(TASK OBJECTIVE) Give every entry again, word for word and in full.

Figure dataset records
## begin

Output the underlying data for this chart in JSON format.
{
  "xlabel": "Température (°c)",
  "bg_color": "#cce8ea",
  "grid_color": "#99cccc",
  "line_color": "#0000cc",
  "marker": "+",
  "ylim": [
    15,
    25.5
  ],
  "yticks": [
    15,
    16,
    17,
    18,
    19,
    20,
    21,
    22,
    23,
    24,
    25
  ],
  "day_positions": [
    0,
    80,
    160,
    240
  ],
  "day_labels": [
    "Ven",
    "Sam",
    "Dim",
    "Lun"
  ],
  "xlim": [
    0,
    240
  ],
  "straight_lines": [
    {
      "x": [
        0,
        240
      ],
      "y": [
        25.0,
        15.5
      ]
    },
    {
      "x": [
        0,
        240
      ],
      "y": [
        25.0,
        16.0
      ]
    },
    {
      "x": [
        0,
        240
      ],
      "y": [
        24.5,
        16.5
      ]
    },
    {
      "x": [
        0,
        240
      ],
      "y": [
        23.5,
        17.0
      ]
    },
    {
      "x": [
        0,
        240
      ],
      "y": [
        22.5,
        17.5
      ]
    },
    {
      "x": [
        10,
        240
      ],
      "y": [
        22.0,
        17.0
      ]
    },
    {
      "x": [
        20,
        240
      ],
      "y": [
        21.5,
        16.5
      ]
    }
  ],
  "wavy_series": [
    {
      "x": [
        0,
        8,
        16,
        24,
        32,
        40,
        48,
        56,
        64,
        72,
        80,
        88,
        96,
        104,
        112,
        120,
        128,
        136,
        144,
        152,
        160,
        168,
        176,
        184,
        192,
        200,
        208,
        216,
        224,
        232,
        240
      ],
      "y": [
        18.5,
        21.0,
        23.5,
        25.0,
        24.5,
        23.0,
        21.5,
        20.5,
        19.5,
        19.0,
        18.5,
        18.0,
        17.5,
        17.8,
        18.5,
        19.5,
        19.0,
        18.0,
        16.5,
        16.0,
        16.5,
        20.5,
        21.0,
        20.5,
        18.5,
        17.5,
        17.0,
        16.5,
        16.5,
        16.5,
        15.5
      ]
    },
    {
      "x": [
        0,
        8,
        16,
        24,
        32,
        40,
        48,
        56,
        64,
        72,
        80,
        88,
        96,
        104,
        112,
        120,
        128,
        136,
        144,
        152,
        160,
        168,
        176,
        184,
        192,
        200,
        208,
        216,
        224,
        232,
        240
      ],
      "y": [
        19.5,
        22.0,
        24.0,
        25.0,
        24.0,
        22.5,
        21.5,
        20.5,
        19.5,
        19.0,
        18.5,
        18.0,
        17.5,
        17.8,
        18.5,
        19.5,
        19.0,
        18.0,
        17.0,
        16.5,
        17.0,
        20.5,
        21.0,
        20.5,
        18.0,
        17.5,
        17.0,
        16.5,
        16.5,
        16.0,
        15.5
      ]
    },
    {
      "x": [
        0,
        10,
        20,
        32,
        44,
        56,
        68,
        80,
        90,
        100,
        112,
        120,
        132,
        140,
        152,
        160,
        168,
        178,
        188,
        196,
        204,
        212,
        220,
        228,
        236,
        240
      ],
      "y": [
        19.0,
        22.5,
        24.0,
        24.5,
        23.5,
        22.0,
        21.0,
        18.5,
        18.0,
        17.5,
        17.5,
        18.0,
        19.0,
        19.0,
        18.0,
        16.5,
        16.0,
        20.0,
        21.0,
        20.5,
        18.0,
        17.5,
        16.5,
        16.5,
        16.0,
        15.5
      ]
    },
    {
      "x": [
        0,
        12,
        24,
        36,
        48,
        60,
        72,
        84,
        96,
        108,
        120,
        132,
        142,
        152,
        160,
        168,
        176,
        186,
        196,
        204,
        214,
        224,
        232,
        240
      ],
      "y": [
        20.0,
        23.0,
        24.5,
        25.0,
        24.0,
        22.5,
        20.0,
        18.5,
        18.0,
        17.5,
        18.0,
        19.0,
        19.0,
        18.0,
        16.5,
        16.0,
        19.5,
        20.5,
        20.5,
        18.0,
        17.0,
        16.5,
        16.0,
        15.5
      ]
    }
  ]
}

## end

(ANSWER FOR THE TASK)
Output the underlying data for this chart in JSON format.
{
  "xlabel": "Température (°c)",
  "bg_color": "#cce8ea",
  "grid_color": "#99cccc",
  "line_color": "#0000cc",
  "marker": "+",
  "ylim": [
    15,
    25.5
  ],
  "yticks": [
    15,
    16,
    17,
    18,
    19,
    20,
    21,
    22,
    23,
    24,
    25
  ],
  "day_positions": [
    0,
    80,
    160,
    240
  ],
  "day_labels": [
    "Ven",
    "Sam",
    "Dim",
    "Lun"
  ],
  "xlim": [
    0,
    240
  ],
  "straight_lines": [
    {
      "x": [
        0,
        240
      ],
      "y": [
        25.0,
        15.5
      ]
    },
    {
      "x": [
        0,
        240
      ],
      "y": [
        25.0,
        16.0
      ]
    },
    {
      "x": [
        0,
        240
      ],
      "y": [
        24.5,
        16.5
      ]
    },
    {
      "x": [
        0,
        240
      ],
      "y": [
        23.5,
        17.0
      ]
    },
    {
      "x": [
        0,
        240
      ],
      "y": [
        22.5,
        17.5
      ]
    },
    {
      "x": [
        10,
        240
      ],
      "y": [
        22.0,
        17.0
      ]
    },
    {
      "x": [
        20,
        240
      ],
      "y": [
        21.5,
        16.5
      ]
    }
  ],
  "wavy_series": [
    {
      "x": [
        0,
        8,
        16,
        24,
        32,
        40,
        48,
        56,
        64,
        72,
        80,
        88,
        96,
        104,
        112,
        120,
        128,
        136,
        144,
        152,
        160,
        168,
        176,
        184,
        192,
        200,
        208,
        216,
        224,
        232,
        240
      ],
      "y": [
        18.5,
        21.0,
        23.5,
        25.0,
        24.5,
        23.0,
        21.5,
        20.5,
        19.5,
        19.0,
        18.5,
        18.0,
        17.5,
        17.8,
        18.5,
        19.5,
        19.0,
        18.0,
        16.5,
        16.0,
        16.5,
        20.5,
        21.0,
        20.5,
        18.5,
        17.5,
        17.0,
        16.5,
        16.5,
        16.5,
        15.5
      ]
    },
    {
      "x": [
        0,
        8,
        16,
        24,
        32,
        40,
        48,
        56,
        64,
        72,
        80,
        88,
        96,
        104,
        112,
        120,
        128,
        136,
        144,
        152,
        160,
        168,
        176,
        184,
        192,
        200,
        208,
        216,
        224,
        232,
        240
      ],
      "y": [
        19.5,
        22.0,
        24.0,
        25.0,
        24.0,
        22.5,
        21.5,
        20.5,
        19.5,
        19.0,
        18.5,
        18.0,
        17.5,
        17.8,
        18.5,
        19.5,
        19.0,
        18.0,
        17.0,
        16.5,
        17.0,
        20.5,
        21.0,
        20.5,
        18.0,
        17.5,
        17.0,
        16.5,
        16.5,
        16.0,
        15.5
      ]
    },
    {
      "x": [
        0,
        10,
        20,
        32,
        44,
        56,
        68,
        80,
        90,
        100,
        112,
        120,
        132,
        140,
        152,
        160,
        168,
        178,
        188,
        196,
        204,
        212,
        220,
        228,
        236,
        240
      ],
      "y": [
        19.0,
        22.5,
        24.0,
        24.5,
        23.5,
        22.0,
        21.0,
        18.5,
        18.0,
        17.5,
        17.5,
        18.0,
        19.0,
        19.0,
        18.0,
        16.5,
        16.0,
        20.0,
        21.0,
        20.5,
        18.0,
        17.5,
        16.5,
        16.5,
        16.0,
        15.5
      ]
    },
    {
      "x": [
        0,
        12,
        24,
        36,
        48,
        60,
        72,
        84,
        96,
        108,
        120,
        132,
        142,
        152,
        160,
        168,
        176,
        186,
        196,
        204,
        214,
        224,
        232,
        240
      ],
      "y": [
        20.0,
        23.0,
        24.5,
        25.0,
        24.0,
        22.5,
        20.0,
        18.5,
        18.0,
        17.5,
        18.0,
        19.0,
        19.0,
        18.0,
        16.5,
        16.0,
        19.5,
        20.5,
        20.5,
        18.0,
        17.0,
        16.5,
        16.0,
        15.5
      ]
    }
  ]
}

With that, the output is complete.